Exercise description: Every line below is to be copied exactly, with the pictures left out.

Stored records:
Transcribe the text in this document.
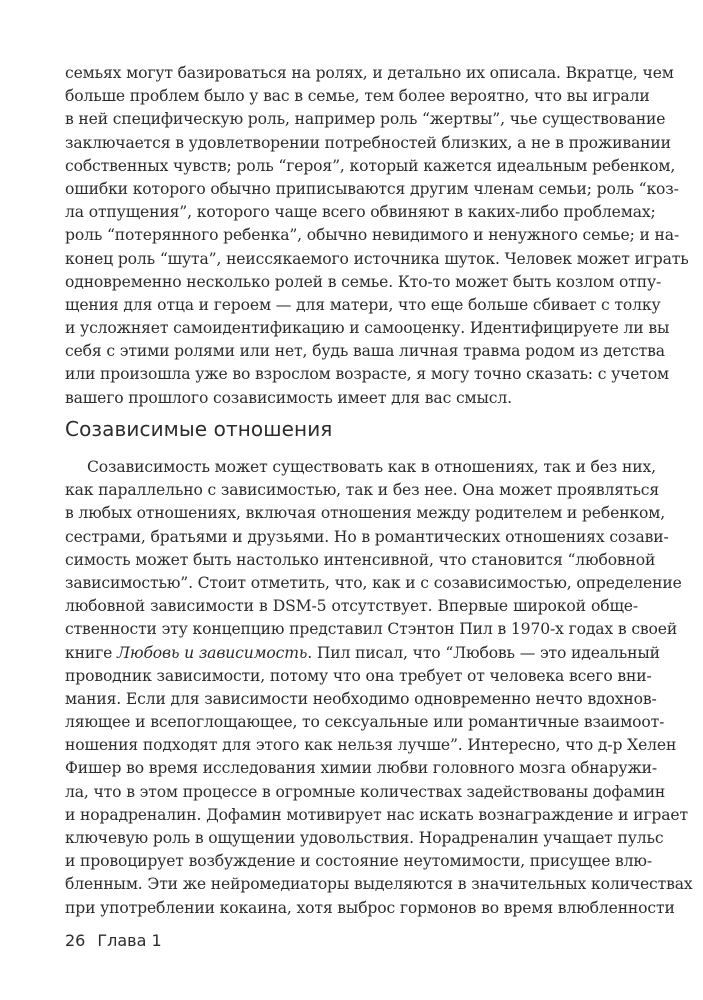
семьях могут базироваться на ролях, и детально их описала. Вкратце, чем
больше проблем было у вас в семье, тем более вероятно, что вы играли
в ней специфическую роль, например роль “жертвы”, чье существование
заключается в удовлетворении потребностей близких, а не в проживании
собственных чувств; роль “героя”, который кажется идеальным ребенком,
ошибки которого обычно приписываются другим членам семьи; роль “коз-
ла отпущения”, которого чаще всего обвиняют в каких-либо проблемах;
роль “потерянного ребенка”, обычно невидимого и ненужного семье; и на-
конец роль “шута”, неиссякаемого источника шуток. Человек может играть
одновременно несколько ролей в семье. Кто-то может быть козлом отпу-
щения для отца и героем — для матери, что еще больше сбивает с толку
и усложняет самоидентификацию и самооценку. Идентифицируете ли вы
себя с этими ролями или нет, будь ваша личная травма родом из детства
или произошла уже во взрослом возрасте, я могу точно сказать: с учетом
вашего прошлого созависимость имеет для вас смысл.
Созависимые отношения
Созависимость может существовать как в отношениях, так и без них,
как параллельно с зависимостью, так и без нее. Она может проявляться
в любых отношениях, включая отношения между родителем и ребенком,
сестрами, братьями и друзьями. Но в романтических отношениях созави-
симость может быть настолько интенсивной, что становится “любовной
зависимостью”. Стоит отметить, что, как и с созависимостью, определение
любовной зависимости в DSM-5 отсутствует. Впервые широкой обще-
ственности эту концепцию представил Стэнтон Пил в 1970-х годах в своей
книге Любовь и зависимость. Пил писал, что “Любовь — это идеальный
проводник зависимости, потому что она требует от человека всего вни-
мания. Если для зависимости необходимо одновременно нечто вдохнов-
ляющее и всепоглощающее, то сексуальные или романтичные взаимоот-
ношения подходят для этого как нельзя лучше”. Интересно, что д-р Хелен
Фишер во время исследования химии любви головного мозга обнаружи-
ла, что в этом процессе в огромные количествах задействованы дофамин
и норадреналин. Дофамин мотивирует нас искать вознаграждение и играет
ключевую роль в ощущении удовольствия. Норадреналин учащает пульс
и провоцирует возбуждение и состояние неутомимости, присущее влю-
бленным. Эти же нейромедиаторы выделяются в значительных количествах
при употреблении кокаина, хотя выброс гормонов во время влюбленности
26 Глава 1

Output of the exercise:
Transcribe the text in this document.
семьях могут базироваться на ролях, и детально их описала. Вкратце, чем
больше проблем было у вас в семье, тем более вероятно, что вы играли
в ней специфическую роль, например роль “жертвы”, чье существование
заключается в удовлетворении потребностей близких, а не в проживании
собственных чувств; роль “героя”, который кажется идеальным ребенком,
ошибки которого обычно приписываются другим членам семьи; роль “коз-
ла отпущения”, которого чаще всего обвиняют в каких-либо проблемах;
роль “потерянного ребенка”, обычно невидимого и ненужного семье; и на-
конец роль “шута”, неиссякаемого источника шуток. Человек может играть
одновременно несколько ролей в семье. Кто-то может быть козлом отпу-
щения для отца и героем — для матери, что еще больше сбивает с толку
и усложняет самоидентификацию и самооценку. Идентифицируете ли вы
себя с этими ролями или нет, будь ваша личная травма родом из детства
или произошла уже во взрослом возрасте, я могу точно сказать: с учетом
вашего прошлого созависимость имеет для вас смысл.
Созависимые отношения
Созависимость может существовать как в отношениях, так и без них,
как параллельно с зависимостью, так и без нее. Она может проявляться
в любых отношениях, включая отношения между родителем и ребенком,
сестрами, братьями и друзьями. Но в романтических отношениях созави-
симость может быть настолько интенсивной, что становится “любовной
зависимостью”. Стоит отметить, что, как и с созависимостью, определение
любовной зависимости в DSM-5 отсутствует. Впервые широкой обще-
ственности эту концепцию представил Стэнтон Пил в 1970-х годах в своей
книге Любовь и зависимость. Пил писал, что “Любовь — это идеальный
проводник зависимости, потому что она требует от человека всего вни-
мания. Если для зависимости необходимо одновременно нечто вдохнов-
ляющее и всепоглощающее, то сексуальные или романтичные взаимоот-
ношения подходят для этого как нельзя лучше”. Интересно, что д-р Хелен
Фишер во время исследования химии любви головного мозга обнаружи-
ла, что в этом процессе в огромные количествах задействованы дофамин
и норадреналин. Дофамин мотивирует нас искать вознаграждение и играет
ключевую роль в ощущении удовольствия. Норадреналин учащает пульс
и провоцирует возбуждение и состояние неутомимости, присущее влю-
бленным. Эти же нейромедиаторы выделяются в значительных количествах
при употреблении кокаина, хотя выброс гормонов во время влюбленности
26 Глава 1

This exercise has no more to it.